(Items from a data source)
════════════════════
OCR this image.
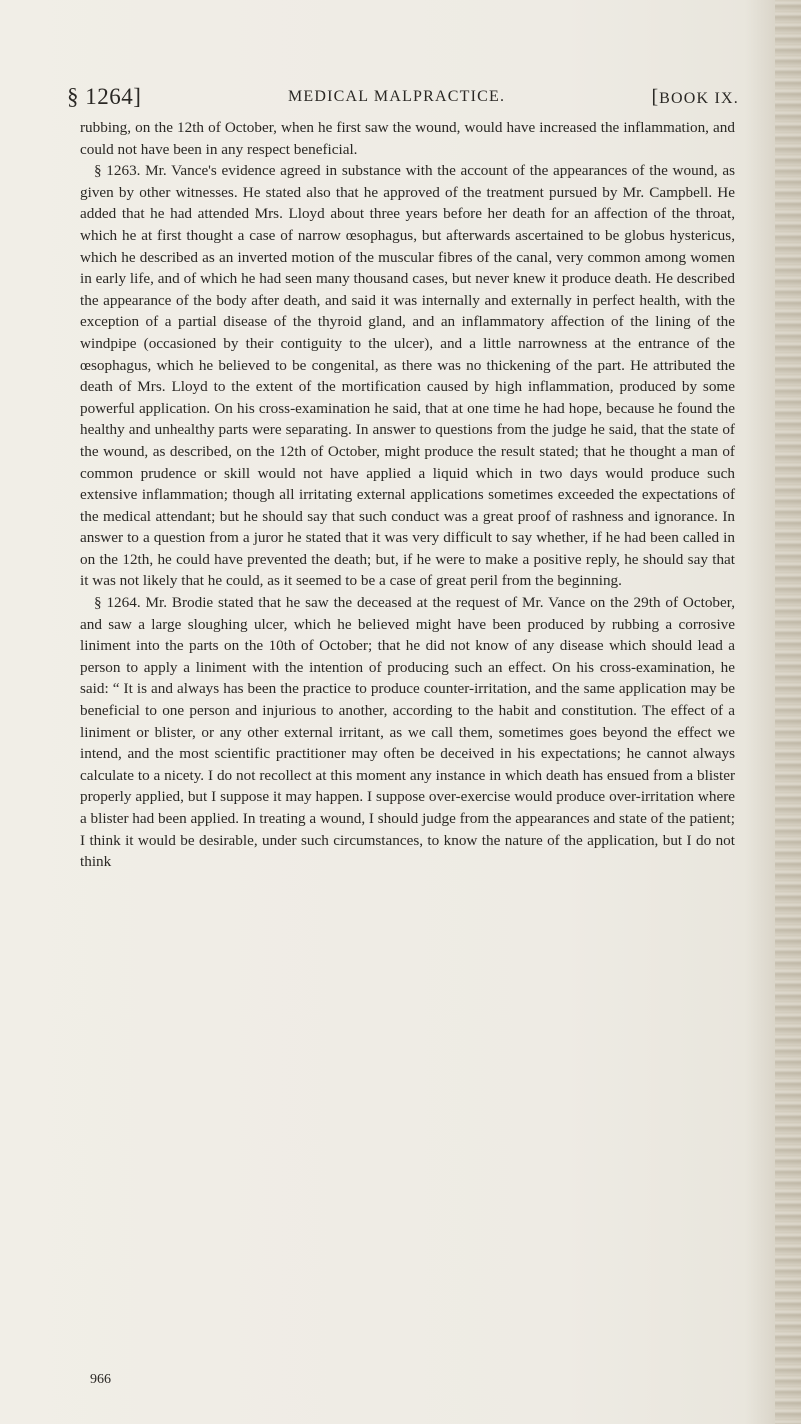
§ 1264]	MEDICAL MALPRACTICE.	[BOOK IX.

rubbing, on the 12th of October, when he first saw the wound, would have increased the inflammation, and could not have been in any respect beneficial.

§ 1263. Mr. Vance's evidence agreed in substance with the account of the appearances of the wound, as given by other witnesses. He stated also that he approved of the treatment pursued by Mr. Campbell. He added that he had attended Mrs. Lloyd about three years before her death for an affection of the throat, which he at first thought a case of narrow œsophagus, but afterwards ascertained to be globus hystericus, which he described as an inverted motion of the muscular fibres of the canal, very common among women in early life, and of which he had seen many thousand cases, but never knew it produce death. He described the appearance of the body after death, and said it was internally and externally in perfect health, with the exception of a partial disease of the thyroid gland, and an inflammatory affection of the lining of the windpipe (occasioned by their contiguity to the ulcer), and a little narrowness at the entrance of the œsophagus, which he believed to be congenital, as there was no thickening of the part. He attributed the death of Mrs. Lloyd to the extent of the mortification caused by high inflammation, produced by some powerful application. On his cross-examination he said, that at one time he had hope, because he found the healthy and unhealthy parts were separating. In answer to questions from the judge he said, that the state of the wound, as described, on the 12th of October, might produce the result stated; that he thought a man of common prudence or skill would not have applied a liquid which in two days would produce such extensive inflammation; though all irritating external applications sometimes exceeded the expectations of the medical attendant; but he should say that such conduct was a great proof of rashness and ignorance. In answer to a question from a juror he stated that it was very difficult to say whether, if he had been called in on the 12th, he could have prevented the death; but, if he were to make a positive reply, he should say that it was not likely that he could, as it seemed to be a case of great peril from the beginning.

§ 1264. Mr. Brodie stated that he saw the deceased at the request of Mr. Vance on the 29th of October, and saw a large sloughing ulcer, which he believed might have been produced by rubbing a corrosive liniment into the parts on the 10th of October; that he did not know of any disease which should lead a person to apply a liniment with the intention of producing such an effect. On his cross-examination, he said: “ It is and always has been the practice to produce counter-irritation, and the same application may be beneficial to one person and injurious to another, according to the habit and constitution. The effect of a liniment or blister, or any other external irritant, as we call them, sometimes goes beyond the effect we intend, and the most scientific practitioner may often be deceived in his expectations; he cannot always calculate to a nicety. I do not recollect at this moment any instance in which death has ensued from a blister properly applied, but I suppose it may happen. I suppose over-exercise would produce over-irritation where a blister had been applied. In treating a wound, I should judge from the appearances and state of the patient; I think it would be desirable, under such circumstances, to know the nature of the application, but I do not think

966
════════════════════
SET TASK →
Write the records above out again exactly, with no pictures in your copy.

EXPECTED ANSWER →
OCR this image.
§ 1264]	MEDICAL MALPRACTICE.	[BOOK IX.

rubbing, on the 12th of October, when he first saw the wound, would have increased the inflammation, and could not have been in any respect beneficial.

§ 1263. Mr. Vance's evidence agreed in substance with the account of the appearances of the wound, as given by other witnesses. He stated also that he approved of the treatment pursued by Mr. Campbell. He added that he had attended Mrs. Lloyd about three years before her death for an affection of the throat, which he at first thought a case of narrow œsophagus, but afterwards ascertained to be globus hystericus, which he described as an inverted motion of the muscular fibres of the canal, very common among women in early life, and of which he had seen many thousand cases, but never knew it produce death. He described the appearance of the body after death, and said it was internally and externally in perfect health, with the exception of a partial disease of the thyroid gland, and an inflammatory affection of the lining of the windpipe (occasioned by their contiguity to the ulcer), and a little narrowness at the entrance of the œsophagus, which he believed to be congenital, as there was no thickening of the part. He attributed the death of Mrs. Lloyd to the extent of the mortification caused by high inflammation, produced by some powerful application. On his cross-examination he said, that at one time he had hope, because he found the healthy and unhealthy parts were separating. In answer to questions from the judge he said, that the state of the wound, as described, on the 12th of October, might produce the result stated; that he thought a man of common prudence or skill would not have applied a liquid which in two days would produce such extensive inflammation; though all irritating external applications sometimes exceeded the expectations of the medical attendant; but he should say that such conduct was a great proof of rashness and ignorance. In answer to a question from a juror he stated that it was very difficult to say whether, if he had been called in on the 12th, he could have prevented the death; but, if he were to make a positive reply, he should say that it was not likely that he could, as it seemed to be a case of great peril from the beginning.

§ 1264. Mr. Brodie stated that he saw the deceased at the request of Mr. Vance on the 29th of October, and saw a large sloughing ulcer, which he believed might have been produced by rubbing a corrosive liniment into the parts on the 10th of October; that he did not know of any disease which should lead a person to apply a liniment with the intention of producing such an effect. On his cross-examination, he said: “ It is and always has been the practice to produce counter-irritation, and the same application may be beneficial to one person and injurious to another, according to the habit and constitution. The effect of a liniment or blister, or any other external irritant, as we call them, sometimes goes beyond the effect we intend, and the most scientific practitioner may often be deceived in his expectations; he cannot always calculate to a nicety. I do not recollect at this moment any instance in which death has ensued from a blister properly applied, but I suppose it may happen. I suppose over-exercise would produce over-irritation where a blister had been applied. In treating a wound, I should judge from the appearances and state of the patient; I think it would be desirable, under such circumstances, to know the nature of the application, but I do not think

966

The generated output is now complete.